→ Your instructions
Output the material beneath exactly, leaving nothing out.

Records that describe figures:
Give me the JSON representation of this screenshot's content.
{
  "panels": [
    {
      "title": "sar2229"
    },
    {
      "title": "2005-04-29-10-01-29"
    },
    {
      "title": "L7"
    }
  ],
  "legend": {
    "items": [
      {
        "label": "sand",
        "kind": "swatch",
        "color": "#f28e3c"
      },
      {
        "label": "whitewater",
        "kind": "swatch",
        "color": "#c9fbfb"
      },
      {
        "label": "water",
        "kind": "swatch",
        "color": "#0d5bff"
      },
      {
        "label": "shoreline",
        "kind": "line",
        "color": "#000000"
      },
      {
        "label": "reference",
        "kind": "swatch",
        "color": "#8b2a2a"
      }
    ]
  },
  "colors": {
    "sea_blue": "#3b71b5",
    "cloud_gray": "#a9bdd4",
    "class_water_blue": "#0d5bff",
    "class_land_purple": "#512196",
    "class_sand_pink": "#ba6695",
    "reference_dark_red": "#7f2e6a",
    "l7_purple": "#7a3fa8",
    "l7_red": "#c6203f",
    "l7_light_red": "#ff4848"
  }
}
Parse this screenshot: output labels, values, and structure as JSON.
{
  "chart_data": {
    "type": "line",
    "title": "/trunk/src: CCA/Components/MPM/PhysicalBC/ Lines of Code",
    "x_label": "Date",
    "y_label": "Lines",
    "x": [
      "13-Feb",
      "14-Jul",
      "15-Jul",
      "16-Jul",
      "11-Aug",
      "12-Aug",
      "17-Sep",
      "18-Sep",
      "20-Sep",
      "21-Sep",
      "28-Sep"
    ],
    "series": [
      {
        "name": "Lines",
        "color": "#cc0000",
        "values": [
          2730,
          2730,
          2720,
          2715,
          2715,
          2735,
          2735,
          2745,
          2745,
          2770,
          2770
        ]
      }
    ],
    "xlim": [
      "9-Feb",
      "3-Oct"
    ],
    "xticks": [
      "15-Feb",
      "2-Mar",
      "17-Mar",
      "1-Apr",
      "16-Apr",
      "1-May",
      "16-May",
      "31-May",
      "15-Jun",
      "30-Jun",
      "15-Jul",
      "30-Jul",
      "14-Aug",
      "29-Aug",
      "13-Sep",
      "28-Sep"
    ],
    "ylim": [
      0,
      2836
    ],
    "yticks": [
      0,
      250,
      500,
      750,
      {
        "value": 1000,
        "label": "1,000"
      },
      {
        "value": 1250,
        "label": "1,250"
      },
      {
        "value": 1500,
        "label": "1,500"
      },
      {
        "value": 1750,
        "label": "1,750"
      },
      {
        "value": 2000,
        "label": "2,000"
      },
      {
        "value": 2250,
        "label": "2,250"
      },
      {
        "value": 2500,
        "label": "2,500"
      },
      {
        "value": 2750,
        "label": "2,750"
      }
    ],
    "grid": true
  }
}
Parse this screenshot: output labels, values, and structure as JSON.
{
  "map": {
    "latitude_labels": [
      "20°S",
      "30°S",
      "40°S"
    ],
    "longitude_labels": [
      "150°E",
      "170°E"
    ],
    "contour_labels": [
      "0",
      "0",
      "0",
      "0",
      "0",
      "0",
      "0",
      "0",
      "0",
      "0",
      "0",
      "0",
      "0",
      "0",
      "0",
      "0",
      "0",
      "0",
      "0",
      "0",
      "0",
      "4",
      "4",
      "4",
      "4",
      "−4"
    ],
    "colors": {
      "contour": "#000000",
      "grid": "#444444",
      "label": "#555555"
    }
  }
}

→ Result for this task
Give me the JSON representation of this screenshot's content.
{
  "panels": [
    {
      "title": "sar2229"
    },
    {
      "title": "2005-04-29-10-01-29"
    },
    {
      "title": "L7"
    }
  ],
  "legend": {
    "items": [
      {
        "label": "sand",
        "kind": "swatch",
        "color": "#f28e3c"
      },
      {
        "label": "whitewater",
        "kind": "swatch",
        "color": "#c9fbfb"
      },
      {
        "label": "water",
        "kind": "swatch",
        "color": "#0d5bff"
      },
      {
        "label": "shoreline",
        "kind": "line",
        "color": "#000000"
      },
      {
        "label": "reference",
        "kind": "swatch",
        "color": "#8b2a2a"
      }
    ]
  },
  "colors": {
    "sea_blue": "#3b71b5",
    "cloud_gray": "#a9bdd4",
    "class_water_blue": "#0d5bff",
    "class_land_purple": "#512196",
    "class_sand_pink": "#ba6695",
    "reference_dark_red": "#7f2e6a",
    "l7_purple": "#7a3fa8",
    "l7_red": "#c6203f",
    "l7_light_red": "#ff4848"
  }
}
Parse this screenshot: output labels, values, and structure as JSON.
{
  "chart_data": {
    "type": "line",
    "title": "/trunk/src: CCA/Components/MPM/PhysicalBC/ Lines of Code",
    "x_label": "Date",
    "y_label": "Lines",
    "x": [
      "13-Feb",
      "14-Jul",
      "15-Jul",
      "16-Jul",
      "11-Aug",
      "12-Aug",
      "17-Sep",
      "18-Sep",
      "20-Sep",
      "21-Sep",
      "28-Sep"
    ],
    "series": [
      {
        "name": "Lines",
        "color": "#cc0000",
        "values": [
          2730,
          2730,
          2720,
          2715,
          2715,
          2735,
          2735,
          2745,
          2745,
          2770,
          2770
        ]
      }
    ],
    "xlim": [
      "9-Feb",
      "3-Oct"
    ],
    "xticks": [
      "15-Feb",
      "2-Mar",
      "17-Mar",
      "1-Apr",
      "16-Apr",
      "1-May",
      "16-May",
      "31-May",
      "15-Jun",
      "30-Jun",
      "15-Jul",
      "30-Jul",
      "14-Aug",
      "29-Aug",
      "13-Sep",
      "28-Sep"
    ],
    "ylim": [
      0,
      2836
    ],
    "yticks": [
      0,
      250,
      500,
      750,
      {
        "value": 1000,
        "label": "1,000"
      },
      {
        "value": 1250,
        "label": "1,250"
      },
      {
        "value": 1500,
        "label": "1,500"
      },
      {
        "value": 1750,
        "label": "1,750"
      },
      {
        "value": 2000,
        "label": "2,000"
      },
      {
        "value": 2250,
        "label": "2,250"
      },
      {
        "value": 2500,
        "label": "2,500"
      },
      {
        "value": 2750,
        "label": "2,750"
      }
    ],
    "grid": true
  }
}
Parse this screenshot: output labels, values, and structure as JSON.
{
  "map": {
    "latitude_labels": [
      "20°S",
      "30°S",
      "40°S"
    ],
    "longitude_labels": [
      "150°E",
      "170°E"
    ],
    "contour_labels": [
      "0",
      "0",
      "0",
      "0",
      "0",
      "0",
      "0",
      "0",
      "0",
      "0",
      "0",
      "0",
      "0",
      "0",
      "0",
      "0",
      "0",
      "0",
      "0",
      "0",
      "0",
      "4",
      "4",
      "4",
      "4",
      "−4"
    ],
    "colors": {
      "contour": "#000000",
      "grid": "#444444",
      "label": "#555555"
    }
  }
}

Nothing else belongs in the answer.